» Activity
State the number of lines in these records that include the word "Stopped", and add nothing to it.

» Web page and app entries
____

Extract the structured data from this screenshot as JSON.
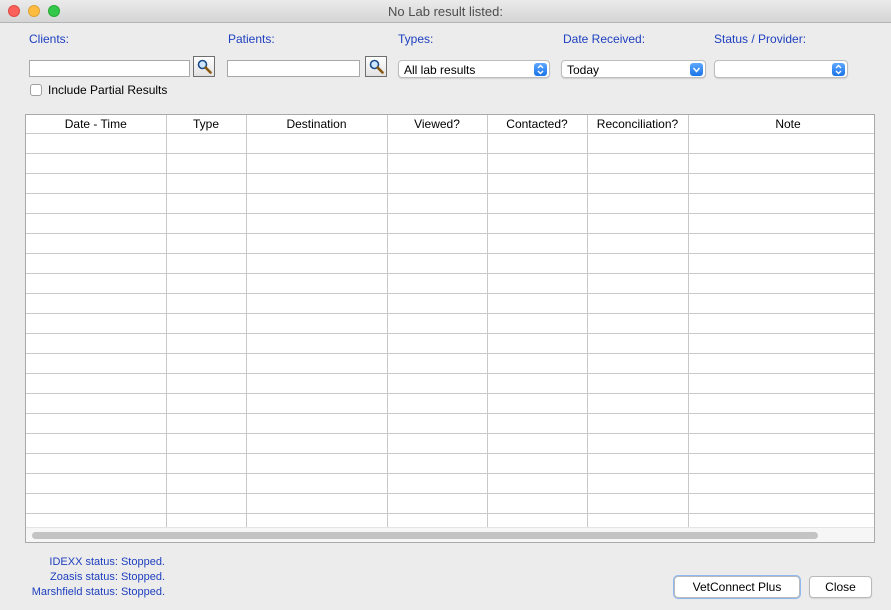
{
  "window": {
    "title": "No Lab result listed:"
  },
  "filters": {
    "clients_label": "Clients:",
    "clients_value": "",
    "patients_label": "Patients:",
    "patients_value": "",
    "types_label": "Types:",
    "types_value": "All lab results",
    "date_label": "Date Received:",
    "date_value": "Today",
    "status_label": "Status / Provider:",
    "status_value": "",
    "partial_label": "Include Partial Results",
    "partial_checked": false
  },
  "table": {
    "columns": [
      "Date - Time",
      "Type",
      "Destination",
      "Viewed?",
      "Contacted?",
      "Reconciliation?",
      "Note"
    ],
    "rows": []
  },
  "status_lines": {
    "idexx": "IDEXX status: Stopped.",
    "zoasis": "Zoasis status: Stopped.",
    "marshfield": "Marshfield status: Stopped."
  },
  "buttons": {
    "vetconnect": "VetConnect Plus",
    "close": "Close"
  },
  "icons": {
    "lookup": "magnifier-icon",
    "select_arrow": "up-down-chevron-icon"
  },
  "colors": {
    "label_blue": "#1e3fbf",
    "select_accent": "#1a73e8"
  }
}
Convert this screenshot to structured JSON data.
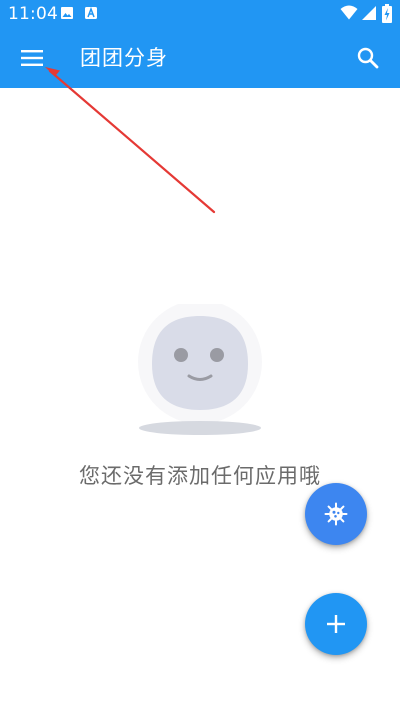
{
  "status_bar": {
    "time": "11:04",
    "left_icons": [
      "image-icon",
      "app-notification-icon"
    ],
    "right_icons": [
      "wifi-icon",
      "signal-icon",
      "battery-charging-icon"
    ]
  },
  "app_bar": {
    "title": "团团分身",
    "menu_icon": "menu-icon",
    "search_icon": "search-icon",
    "background_color": "#2196f3"
  },
  "empty_state": {
    "message": "您还没有添加任何应用哦",
    "illustration": "empty-face-illustration"
  },
  "fabs": {
    "settings_icon": "virus-gear-icon",
    "add_icon": "plus-icon"
  },
  "colors": {
    "primary": "#2196f3",
    "fab_settings": "#3d86f0",
    "annotation_arrow": "#e53935",
    "message_text": "#6b6b6b"
  }
}
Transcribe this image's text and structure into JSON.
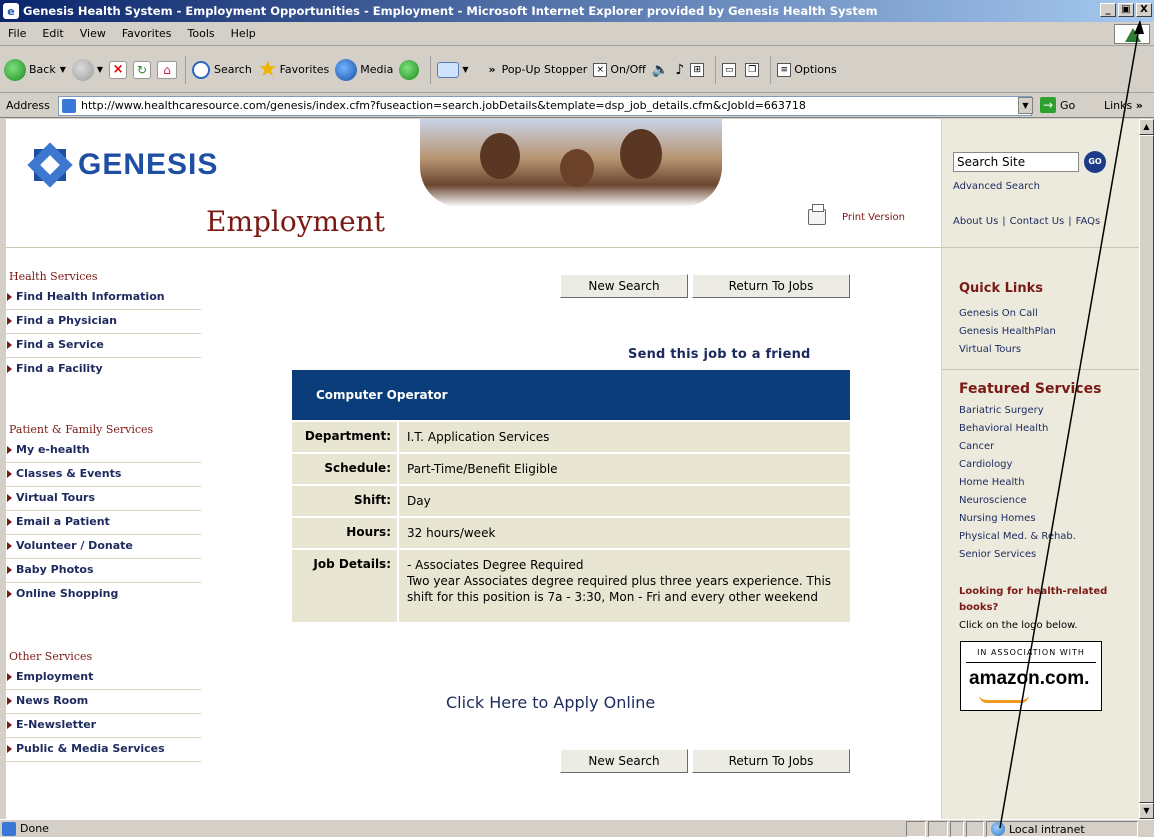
{
  "window": {
    "title": "Genesis Health System - Employment Opportunities - Employment - Microsoft Internet Explorer provided by Genesis Health System",
    "minimize": "_",
    "maximize": "̅̅",
    "close": "X"
  },
  "menu": [
    "File",
    "Edit",
    "View",
    "Favorites",
    "Tools",
    "Help"
  ],
  "toolbar": {
    "back": "Back",
    "search": "Search",
    "favorites": "Favorites",
    "media": "Media",
    "chevron": "»",
    "popup_stopper": "Pop-Up Stopper",
    "onoff": "On/Off",
    "options": "Options"
  },
  "address": {
    "label": "Address",
    "url": "http://www.healthcaresource.com/genesis/index.cfm?fuseaction=search.jobDetails&template=dsp_job_details.cfm&cJobId=663718",
    "go": "Go",
    "links": "Links",
    "links_chevron": "»"
  },
  "header": {
    "logo": "GENESIS",
    "page_title": "Employment",
    "print": "Print Version"
  },
  "leftnav": {
    "health_heading": "Health Services",
    "health": [
      "Find Health Information",
      "Find a Physician",
      "Find a Service",
      "Find a Facility"
    ],
    "patient_heading": "Patient & Family Services",
    "patient": [
      "My e-health",
      "Classes & Events",
      "Virtual Tours",
      "Email a Patient",
      "Volunteer / Donate",
      "Baby Photos",
      "Online Shopping"
    ],
    "other_heading": "Other Services",
    "other": [
      "Employment",
      "News Room",
      "E-Newsletter",
      "Public & Media Services"
    ]
  },
  "main": {
    "new_search": "New Search",
    "return_jobs": "Return To Jobs",
    "send_friend": "Send this job to a friend",
    "job_title": "Computer Operator",
    "rows": [
      {
        "label": "Department:",
        "value": "I.T. Application Services"
      },
      {
        "label": "Schedule:",
        "value": "Part-Time/Benefit Eligible"
      },
      {
        "label": "Shift:",
        "value": "Day"
      },
      {
        "label": "Hours:",
        "value": "32 hours/week"
      }
    ],
    "details_label": "Job Details:",
    "details_line1": "- Associates Degree Required",
    "details_line2": "Two year Associates degree required plus three years experience. This shift for this position is 7a - 3:30, Mon - Fri and every other weekend",
    "apply": "Click Here to Apply Online"
  },
  "rightrail": {
    "search_value": "Search Site",
    "go": "GO",
    "advanced": "Advanced Search",
    "about": "About Us",
    "contact": "Contact Us",
    "faqs": "FAQs",
    "sep": "|",
    "quick_heading": "Quick Links",
    "quick": [
      "Genesis On Call",
      "Genesis HealthPlan",
      "Virtual Tours"
    ],
    "featured_heading": "Featured Services",
    "featured": [
      "Bariatric Surgery",
      "Behavioral Health",
      "Cancer",
      "Cardiology",
      "Home Health",
      "Neuroscience",
      "Nursing Homes",
      "Physical Med. & Rehab.",
      "Senior Services"
    ],
    "books_question": "Looking for health-related books?",
    "books_click": "Click on the logo below.",
    "amazon_assoc": "IN ASSOCIATION WITH",
    "amazon_word": "amazon.com."
  },
  "status": {
    "text": "Done",
    "zone": "Local intranet"
  }
}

____

» Answer box
3